Entries from a dataset
· · · · ·

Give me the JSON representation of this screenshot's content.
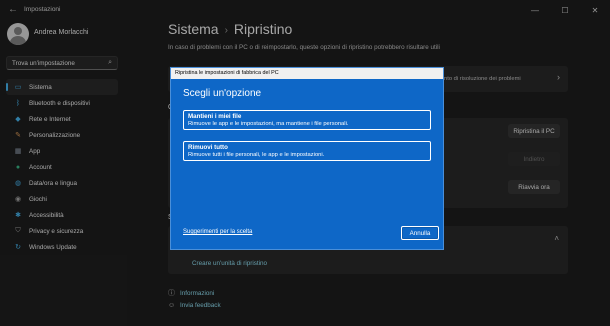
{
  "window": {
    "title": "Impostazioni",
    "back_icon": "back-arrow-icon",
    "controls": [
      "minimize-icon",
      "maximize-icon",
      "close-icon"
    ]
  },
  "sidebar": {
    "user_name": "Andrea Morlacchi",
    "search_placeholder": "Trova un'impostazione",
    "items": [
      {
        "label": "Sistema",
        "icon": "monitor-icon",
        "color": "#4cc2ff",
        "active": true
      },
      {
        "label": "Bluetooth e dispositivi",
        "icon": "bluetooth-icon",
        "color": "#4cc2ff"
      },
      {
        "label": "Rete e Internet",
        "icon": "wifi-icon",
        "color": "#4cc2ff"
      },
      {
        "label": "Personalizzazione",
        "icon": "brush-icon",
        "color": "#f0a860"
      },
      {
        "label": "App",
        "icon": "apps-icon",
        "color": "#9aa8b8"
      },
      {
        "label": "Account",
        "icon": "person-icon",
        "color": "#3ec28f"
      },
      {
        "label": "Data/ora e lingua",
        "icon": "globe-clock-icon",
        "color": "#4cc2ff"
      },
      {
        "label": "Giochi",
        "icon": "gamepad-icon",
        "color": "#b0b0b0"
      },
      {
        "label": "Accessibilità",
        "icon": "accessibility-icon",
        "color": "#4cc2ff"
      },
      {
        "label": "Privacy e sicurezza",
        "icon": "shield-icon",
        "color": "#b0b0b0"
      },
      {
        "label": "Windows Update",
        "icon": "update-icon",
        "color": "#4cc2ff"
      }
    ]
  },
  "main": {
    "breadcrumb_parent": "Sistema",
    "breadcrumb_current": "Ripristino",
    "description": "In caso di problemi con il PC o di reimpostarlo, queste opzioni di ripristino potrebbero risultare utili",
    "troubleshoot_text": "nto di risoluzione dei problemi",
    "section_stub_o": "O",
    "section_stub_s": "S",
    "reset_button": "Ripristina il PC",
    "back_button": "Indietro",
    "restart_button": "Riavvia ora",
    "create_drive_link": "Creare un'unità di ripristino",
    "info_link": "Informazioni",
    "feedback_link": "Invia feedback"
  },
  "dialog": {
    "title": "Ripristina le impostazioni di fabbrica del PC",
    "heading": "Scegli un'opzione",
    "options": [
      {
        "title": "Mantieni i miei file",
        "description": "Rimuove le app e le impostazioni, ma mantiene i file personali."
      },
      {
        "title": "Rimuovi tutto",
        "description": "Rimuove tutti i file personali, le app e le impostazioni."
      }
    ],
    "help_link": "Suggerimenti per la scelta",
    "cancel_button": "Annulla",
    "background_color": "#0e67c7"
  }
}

· · · · ·

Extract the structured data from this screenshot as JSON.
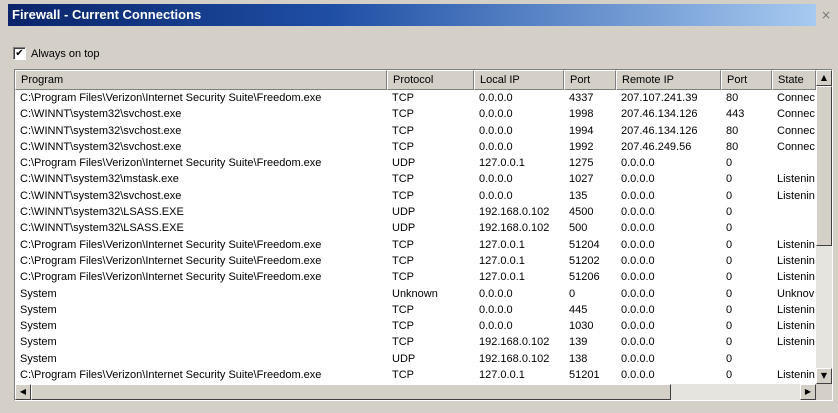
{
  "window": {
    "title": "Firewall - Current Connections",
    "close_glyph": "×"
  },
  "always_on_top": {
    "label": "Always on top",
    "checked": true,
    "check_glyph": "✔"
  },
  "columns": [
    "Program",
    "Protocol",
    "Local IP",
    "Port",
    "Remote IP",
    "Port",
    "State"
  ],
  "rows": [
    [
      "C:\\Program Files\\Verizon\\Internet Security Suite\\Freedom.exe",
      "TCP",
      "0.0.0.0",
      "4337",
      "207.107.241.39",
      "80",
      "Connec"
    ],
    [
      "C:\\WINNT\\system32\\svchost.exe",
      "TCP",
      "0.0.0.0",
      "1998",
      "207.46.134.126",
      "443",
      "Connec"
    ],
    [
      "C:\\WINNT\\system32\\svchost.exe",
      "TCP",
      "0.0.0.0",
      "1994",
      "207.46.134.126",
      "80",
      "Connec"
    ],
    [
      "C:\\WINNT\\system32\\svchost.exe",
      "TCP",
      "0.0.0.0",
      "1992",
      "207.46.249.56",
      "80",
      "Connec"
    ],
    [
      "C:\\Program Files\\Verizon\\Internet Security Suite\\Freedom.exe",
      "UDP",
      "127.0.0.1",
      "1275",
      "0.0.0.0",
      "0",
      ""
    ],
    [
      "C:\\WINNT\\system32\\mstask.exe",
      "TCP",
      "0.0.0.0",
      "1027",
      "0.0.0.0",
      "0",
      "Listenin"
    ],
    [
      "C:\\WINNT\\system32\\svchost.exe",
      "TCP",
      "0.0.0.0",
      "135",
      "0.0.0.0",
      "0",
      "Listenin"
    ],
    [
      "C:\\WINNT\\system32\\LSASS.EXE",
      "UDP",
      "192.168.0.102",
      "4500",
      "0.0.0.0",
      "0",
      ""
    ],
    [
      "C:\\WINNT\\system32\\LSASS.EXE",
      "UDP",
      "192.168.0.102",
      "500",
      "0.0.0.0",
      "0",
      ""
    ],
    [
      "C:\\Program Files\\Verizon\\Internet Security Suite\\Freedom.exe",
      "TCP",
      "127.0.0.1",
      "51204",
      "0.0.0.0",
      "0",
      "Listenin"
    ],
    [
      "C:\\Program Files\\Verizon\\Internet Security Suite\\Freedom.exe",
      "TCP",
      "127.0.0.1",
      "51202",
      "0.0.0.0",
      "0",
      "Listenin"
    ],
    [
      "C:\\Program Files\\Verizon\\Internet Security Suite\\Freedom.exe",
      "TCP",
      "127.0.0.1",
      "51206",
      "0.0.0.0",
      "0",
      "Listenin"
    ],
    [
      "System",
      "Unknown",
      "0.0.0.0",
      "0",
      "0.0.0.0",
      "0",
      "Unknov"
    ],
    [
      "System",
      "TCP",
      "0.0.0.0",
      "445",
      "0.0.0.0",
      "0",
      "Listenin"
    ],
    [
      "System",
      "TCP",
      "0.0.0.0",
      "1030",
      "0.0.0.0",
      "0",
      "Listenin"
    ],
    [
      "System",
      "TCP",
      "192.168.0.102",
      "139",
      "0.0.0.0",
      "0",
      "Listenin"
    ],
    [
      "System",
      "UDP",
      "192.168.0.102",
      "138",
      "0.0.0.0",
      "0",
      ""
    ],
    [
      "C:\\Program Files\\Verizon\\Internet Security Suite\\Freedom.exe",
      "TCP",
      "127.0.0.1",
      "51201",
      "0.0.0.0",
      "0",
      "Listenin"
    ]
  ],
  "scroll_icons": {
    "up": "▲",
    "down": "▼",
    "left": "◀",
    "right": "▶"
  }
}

· · · · ·

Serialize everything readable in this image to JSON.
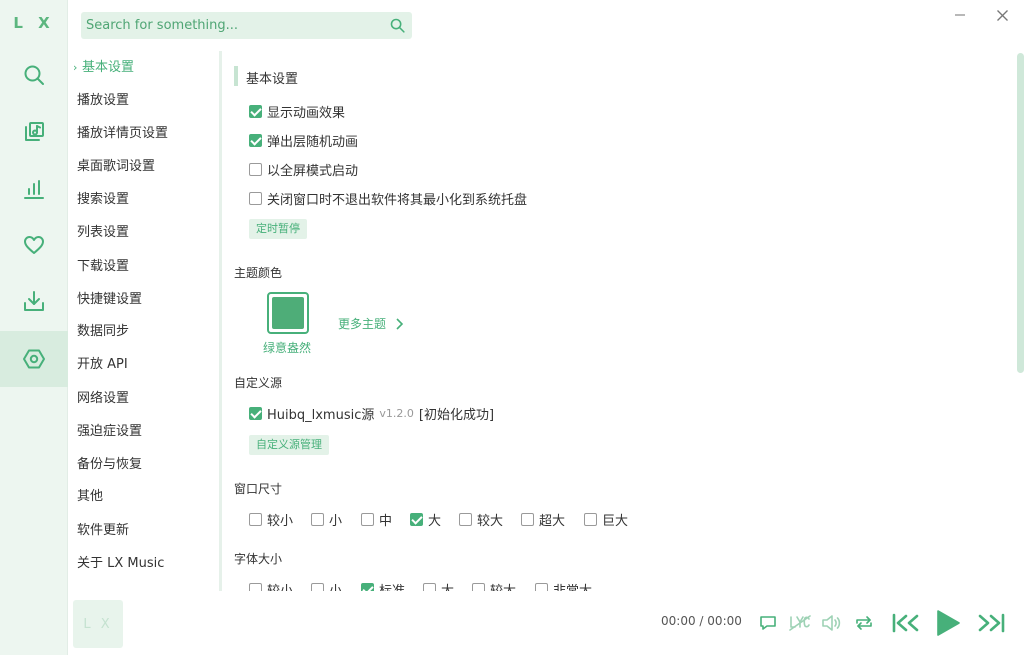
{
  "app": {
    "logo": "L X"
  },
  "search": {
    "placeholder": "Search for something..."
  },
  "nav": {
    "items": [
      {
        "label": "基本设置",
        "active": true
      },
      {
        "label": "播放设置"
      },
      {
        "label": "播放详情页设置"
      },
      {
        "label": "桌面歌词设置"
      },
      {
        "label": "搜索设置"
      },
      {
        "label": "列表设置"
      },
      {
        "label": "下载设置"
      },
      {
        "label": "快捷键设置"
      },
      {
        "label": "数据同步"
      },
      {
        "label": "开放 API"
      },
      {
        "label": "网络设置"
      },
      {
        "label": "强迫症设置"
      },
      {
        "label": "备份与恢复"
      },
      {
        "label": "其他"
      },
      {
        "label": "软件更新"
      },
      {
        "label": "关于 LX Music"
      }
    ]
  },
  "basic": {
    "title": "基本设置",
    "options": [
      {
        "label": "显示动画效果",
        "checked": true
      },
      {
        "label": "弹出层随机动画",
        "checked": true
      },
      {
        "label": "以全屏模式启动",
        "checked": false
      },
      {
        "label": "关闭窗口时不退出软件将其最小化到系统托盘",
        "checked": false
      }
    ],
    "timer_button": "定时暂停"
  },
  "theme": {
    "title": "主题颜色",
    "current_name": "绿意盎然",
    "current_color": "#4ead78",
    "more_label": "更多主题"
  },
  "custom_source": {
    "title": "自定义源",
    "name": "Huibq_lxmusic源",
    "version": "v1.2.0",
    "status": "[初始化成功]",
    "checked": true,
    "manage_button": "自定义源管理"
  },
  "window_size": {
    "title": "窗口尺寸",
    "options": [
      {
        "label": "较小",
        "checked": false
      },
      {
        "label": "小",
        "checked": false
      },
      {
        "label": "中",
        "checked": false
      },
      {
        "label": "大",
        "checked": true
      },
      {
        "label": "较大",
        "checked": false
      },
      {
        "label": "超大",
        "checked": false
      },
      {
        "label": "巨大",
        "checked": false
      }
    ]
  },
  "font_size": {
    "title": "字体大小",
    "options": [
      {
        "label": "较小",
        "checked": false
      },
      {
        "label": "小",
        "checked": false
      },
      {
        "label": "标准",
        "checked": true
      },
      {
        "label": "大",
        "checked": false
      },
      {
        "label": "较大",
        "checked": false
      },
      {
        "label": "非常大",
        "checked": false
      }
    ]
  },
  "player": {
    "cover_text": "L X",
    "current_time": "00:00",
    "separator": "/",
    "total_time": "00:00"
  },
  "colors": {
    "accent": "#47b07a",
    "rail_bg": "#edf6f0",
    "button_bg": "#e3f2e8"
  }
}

· · · · ·

- _Work to do_
Of the lines in the material above, state how many contain the string "JSON"; give no other text.

- _Result_
3